- _WHAT THIS TASK INVOLVES_: Copy the full set of lines exactly as given.

- _MATERIAL FOR THE TASK_:
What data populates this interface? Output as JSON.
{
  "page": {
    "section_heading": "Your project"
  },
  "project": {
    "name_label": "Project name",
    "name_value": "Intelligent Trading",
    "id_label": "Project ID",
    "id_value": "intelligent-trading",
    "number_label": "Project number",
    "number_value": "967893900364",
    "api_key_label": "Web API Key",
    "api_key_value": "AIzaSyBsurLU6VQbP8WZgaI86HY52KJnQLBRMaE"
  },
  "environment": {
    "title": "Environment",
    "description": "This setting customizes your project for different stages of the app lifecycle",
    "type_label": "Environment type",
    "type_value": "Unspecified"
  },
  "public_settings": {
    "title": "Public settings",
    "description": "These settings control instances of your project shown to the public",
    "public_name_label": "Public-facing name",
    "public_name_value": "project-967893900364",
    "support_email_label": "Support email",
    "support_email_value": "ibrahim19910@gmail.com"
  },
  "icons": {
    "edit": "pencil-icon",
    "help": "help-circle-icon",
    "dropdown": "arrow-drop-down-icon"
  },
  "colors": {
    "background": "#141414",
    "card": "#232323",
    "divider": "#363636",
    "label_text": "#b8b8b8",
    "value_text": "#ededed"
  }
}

- _RESULT BELOW_:
What data populates this interface? Output as JSON.
{
  "page": {
    "section_heading": "Your project"
  },
  "project": {
    "name_label": "Project name",
    "name_value": "Intelligent Trading",
    "id_label": "Project ID",
    "id_value": "intelligent-trading",
    "number_label": "Project number",
    "number_value": "967893900364",
    "api_key_label": "Web API Key",
    "api_key_value": "AIzaSyBsurLU6VQbP8WZgaI86HY52KJnQLBRMaE"
  },
  "environment": {
    "title": "Environment",
    "description": "This setting customizes your project for different stages of the app lifecycle",
    "type_label": "Environment type",
    "type_value": "Unspecified"
  },
  "public_settings": {
    "title": "Public settings",
    "description": "These settings control instances of your project shown to the public",
    "public_name_label": "Public-facing name",
    "public_name_value": "project-967893900364",
    "support_email_label": "Support email",
    "support_email_value": "ibrahim19910@gmail.com"
  },
  "icons": {
    "edit": "pencil-icon",
    "help": "help-circle-icon",
    "dropdown": "arrow-drop-down-icon"
  },
  "colors": {
    "background": "#141414",
    "card": "#232323",
    "divider": "#363636",
    "label_text": "#b8b8b8",
    "value_text": "#ededed"
  }
}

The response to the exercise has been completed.